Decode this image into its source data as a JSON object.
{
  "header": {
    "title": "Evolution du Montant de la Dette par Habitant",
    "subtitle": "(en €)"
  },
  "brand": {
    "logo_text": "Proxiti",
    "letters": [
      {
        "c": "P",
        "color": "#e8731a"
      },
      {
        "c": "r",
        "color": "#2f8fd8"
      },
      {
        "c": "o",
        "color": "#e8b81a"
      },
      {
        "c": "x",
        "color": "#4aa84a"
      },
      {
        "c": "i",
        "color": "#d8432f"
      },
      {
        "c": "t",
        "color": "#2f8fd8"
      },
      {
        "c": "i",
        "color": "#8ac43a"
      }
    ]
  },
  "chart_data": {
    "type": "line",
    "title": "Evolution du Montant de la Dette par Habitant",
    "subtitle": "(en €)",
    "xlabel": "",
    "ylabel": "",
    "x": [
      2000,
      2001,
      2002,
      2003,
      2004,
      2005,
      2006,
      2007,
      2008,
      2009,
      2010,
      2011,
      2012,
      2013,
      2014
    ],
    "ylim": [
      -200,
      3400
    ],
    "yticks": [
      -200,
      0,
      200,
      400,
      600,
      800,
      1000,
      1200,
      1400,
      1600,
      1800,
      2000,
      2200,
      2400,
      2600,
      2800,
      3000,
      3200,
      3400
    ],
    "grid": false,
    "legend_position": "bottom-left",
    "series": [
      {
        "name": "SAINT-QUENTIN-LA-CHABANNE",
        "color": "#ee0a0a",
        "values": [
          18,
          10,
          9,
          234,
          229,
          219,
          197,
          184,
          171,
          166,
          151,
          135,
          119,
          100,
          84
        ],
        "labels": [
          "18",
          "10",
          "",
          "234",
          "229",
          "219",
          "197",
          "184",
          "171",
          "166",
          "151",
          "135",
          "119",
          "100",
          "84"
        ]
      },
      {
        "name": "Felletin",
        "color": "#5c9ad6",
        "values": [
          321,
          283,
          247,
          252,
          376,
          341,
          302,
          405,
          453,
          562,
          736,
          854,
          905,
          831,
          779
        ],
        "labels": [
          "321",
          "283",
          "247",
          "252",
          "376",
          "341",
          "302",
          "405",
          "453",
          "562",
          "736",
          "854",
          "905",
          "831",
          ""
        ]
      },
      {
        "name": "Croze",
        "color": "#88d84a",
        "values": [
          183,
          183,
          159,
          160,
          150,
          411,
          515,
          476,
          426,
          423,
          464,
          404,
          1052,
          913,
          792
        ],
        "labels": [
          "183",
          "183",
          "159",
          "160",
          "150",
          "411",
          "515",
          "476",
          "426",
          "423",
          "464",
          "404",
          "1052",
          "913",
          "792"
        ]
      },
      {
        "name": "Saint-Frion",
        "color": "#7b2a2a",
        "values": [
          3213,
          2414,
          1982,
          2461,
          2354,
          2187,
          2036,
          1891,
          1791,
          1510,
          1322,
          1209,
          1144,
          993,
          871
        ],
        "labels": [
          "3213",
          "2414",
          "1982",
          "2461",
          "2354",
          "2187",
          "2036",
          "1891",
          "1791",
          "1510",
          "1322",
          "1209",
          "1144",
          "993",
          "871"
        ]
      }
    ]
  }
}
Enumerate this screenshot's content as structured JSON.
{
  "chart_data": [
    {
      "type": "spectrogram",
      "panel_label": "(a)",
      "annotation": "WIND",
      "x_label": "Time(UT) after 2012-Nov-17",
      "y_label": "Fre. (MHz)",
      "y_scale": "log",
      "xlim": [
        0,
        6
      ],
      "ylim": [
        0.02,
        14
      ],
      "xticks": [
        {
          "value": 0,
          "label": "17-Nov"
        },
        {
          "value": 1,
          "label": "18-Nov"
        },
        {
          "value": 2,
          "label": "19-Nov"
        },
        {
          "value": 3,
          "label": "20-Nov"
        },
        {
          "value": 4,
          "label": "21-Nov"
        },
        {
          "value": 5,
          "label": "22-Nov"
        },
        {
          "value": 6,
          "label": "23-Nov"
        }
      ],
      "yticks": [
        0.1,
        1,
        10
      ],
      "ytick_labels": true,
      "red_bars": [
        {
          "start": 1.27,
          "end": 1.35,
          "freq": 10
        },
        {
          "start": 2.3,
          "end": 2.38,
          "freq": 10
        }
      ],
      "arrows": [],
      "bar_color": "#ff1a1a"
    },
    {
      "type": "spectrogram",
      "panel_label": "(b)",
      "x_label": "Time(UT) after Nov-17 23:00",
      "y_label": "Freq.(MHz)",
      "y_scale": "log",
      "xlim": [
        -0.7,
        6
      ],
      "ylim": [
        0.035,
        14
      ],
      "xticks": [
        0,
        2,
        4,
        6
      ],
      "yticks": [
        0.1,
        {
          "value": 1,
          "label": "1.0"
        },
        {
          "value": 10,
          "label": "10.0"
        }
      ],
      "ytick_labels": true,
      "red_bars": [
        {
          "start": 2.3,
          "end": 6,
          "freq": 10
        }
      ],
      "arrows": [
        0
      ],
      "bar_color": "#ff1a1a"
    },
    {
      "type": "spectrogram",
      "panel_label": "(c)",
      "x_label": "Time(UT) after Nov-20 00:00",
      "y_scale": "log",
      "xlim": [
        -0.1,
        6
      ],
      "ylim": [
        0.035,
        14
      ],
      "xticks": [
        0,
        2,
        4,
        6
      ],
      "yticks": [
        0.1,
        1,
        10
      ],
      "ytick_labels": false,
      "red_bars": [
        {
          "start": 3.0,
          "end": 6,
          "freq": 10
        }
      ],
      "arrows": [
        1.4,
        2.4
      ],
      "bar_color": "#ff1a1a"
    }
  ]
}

##########

* Set exercise
Quote every record above exactly.

* Written answer
Decode this image into its source data as a JSON object.
{
  "header": {
    "title": "Evolution du Montant de la Dette par Habitant",
    "subtitle": "(en €)"
  },
  "brand": {
    "logo_text": "Proxiti",
    "letters": [
      {
        "c": "P",
        "color": "#e8731a"
      },
      {
        "c": "r",
        "color": "#2f8fd8"
      },
      {
        "c": "o",
        "color": "#e8b81a"
      },
      {
        "c": "x",
        "color": "#4aa84a"
      },
      {
        "c": "i",
        "color": "#d8432f"
      },
      {
        "c": "t",
        "color": "#2f8fd8"
      },
      {
        "c": "i",
        "color": "#8ac43a"
      }
    ]
  },
  "chart_data": {
    "type": "line",
    "title": "Evolution du Montant de la Dette par Habitant",
    "subtitle": "(en €)",
    "xlabel": "",
    "ylabel": "",
    "x": [
      2000,
      2001,
      2002,
      2003,
      2004,
      2005,
      2006,
      2007,
      2008,
      2009,
      2010,
      2011,
      2012,
      2013,
      2014
    ],
    "ylim": [
      -200,
      3400
    ],
    "yticks": [
      -200,
      0,
      200,
      400,
      600,
      800,
      1000,
      1200,
      1400,
      1600,
      1800,
      2000,
      2200,
      2400,
      2600,
      2800,
      3000,
      3200,
      3400
    ],
    "grid": false,
    "legend_position": "bottom-left",
    "series": [
      {
        "name": "SAINT-QUENTIN-LA-CHABANNE",
        "color": "#ee0a0a",
        "values": [
          18,
          10,
          9,
          234,
          229,
          219,
          197,
          184,
          171,
          166,
          151,
          135,
          119,
          100,
          84
        ],
        "labels": [
          "18",
          "10",
          "",
          "234",
          "229",
          "219",
          "197",
          "184",
          "171",
          "166",
          "151",
          "135",
          "119",
          "100",
          "84"
        ]
      },
      {
        "name": "Felletin",
        "color": "#5c9ad6",
        "values": [
          321,
          283,
          247,
          252,
          376,
          341,
          302,
          405,
          453,
          562,
          736,
          854,
          905,
          831,
          779
        ],
        "labels": [
          "321",
          "283",
          "247",
          "252",
          "376",
          "341",
          "302",
          "405",
          "453",
          "562",
          "736",
          "854",
          "905",
          "831",
          ""
        ]
      },
      {
        "name": "Croze",
        "color": "#88d84a",
        "values": [
          183,
          183,
          159,
          160,
          150,
          411,
          515,
          476,
          426,
          423,
          464,
          404,
          1052,
          913,
          792
        ],
        "labels": [
          "183",
          "183",
          "159",
          "160",
          "150",
          "411",
          "515",
          "476",
          "426",
          "423",
          "464",
          "404",
          "1052",
          "913",
          "792"
        ]
      },
      {
        "name": "Saint-Frion",
        "color": "#7b2a2a",
        "values": [
          3213,
          2414,
          1982,
          2461,
          2354,
          2187,
          2036,
          1891,
          1791,
          1510,
          1322,
          1209,
          1144,
          993,
          871
        ],
        "labels": [
          "3213",
          "2414",
          "1982",
          "2461",
          "2354",
          "2187",
          "2036",
          "1891",
          "1791",
          "1510",
          "1322",
          "1209",
          "1144",
          "993",
          "871"
        ]
      }
    ]
  }
}
Enumerate this screenshot's content as structured JSON.
{
  "chart_data": [
    {
      "type": "spectrogram",
      "panel_label": "(a)",
      "annotation": "WIND",
      "x_label": "Time(UT) after 2012-Nov-17",
      "y_label": "Fre. (MHz)",
      "y_scale": "log",
      "xlim": [
        0,
        6
      ],
      "ylim": [
        0.02,
        14
      ],
      "xticks": [
        {
          "value": 0,
          "label": "17-Nov"
        },
        {
          "value": 1,
          "label": "18-Nov"
        },
        {
          "value": 2,
          "label": "19-Nov"
        },
        {
          "value": 3,
          "label": "20-Nov"
        },
        {
          "value": 4,
          "label": "21-Nov"
        },
        {
          "value": 5,
          "label": "22-Nov"
        },
        {
          "value": 6,
          "label": "23-Nov"
        }
      ],
      "yticks": [
        0.1,
        1,
        10
      ],
      "ytick_labels": true,
      "red_bars": [
        {
          "start": 1.27,
          "end": 1.35,
          "freq": 10
        },
        {
          "start": 2.3,
          "end": 2.38,
          "freq": 10
        }
      ],
      "arrows": [],
      "bar_color": "#ff1a1a"
    },
    {
      "type": "spectrogram",
      "panel_label": "(b)",
      "x_label": "Time(UT) after Nov-17 23:00",
      "y_label": "Freq.(MHz)",
      "y_scale": "log",
      "xlim": [
        -0.7,
        6
      ],
      "ylim": [
        0.035,
        14
      ],
      "xticks": [
        0,
        2,
        4,
        6
      ],
      "yticks": [
        0.1,
        {
          "value": 1,
          "label": "1.0"
        },
        {
          "value": 10,
          "label": "10.0"
        }
      ],
      "ytick_labels": true,
      "red_bars": [
        {
          "start": 2.3,
          "end": 6,
          "freq": 10
        }
      ],
      "arrows": [
        0
      ],
      "bar_color": "#ff1a1a"
    },
    {
      "type": "spectrogram",
      "panel_label": "(c)",
      "x_label": "Time(UT) after Nov-20 00:00",
      "y_scale": "log",
      "xlim": [
        -0.1,
        6
      ],
      "ylim": [
        0.035,
        14
      ],
      "xticks": [
        0,
        2,
        4,
        6
      ],
      "yticks": [
        0.1,
        1,
        10
      ],
      "ytick_labels": false,
      "red_bars": [
        {
          "start": 3.0,
          "end": 6,
          "freq": 10
        }
      ],
      "arrows": [
        1.4,
        2.4
      ],
      "bar_color": "#ff1a1a"
    }
  ]
}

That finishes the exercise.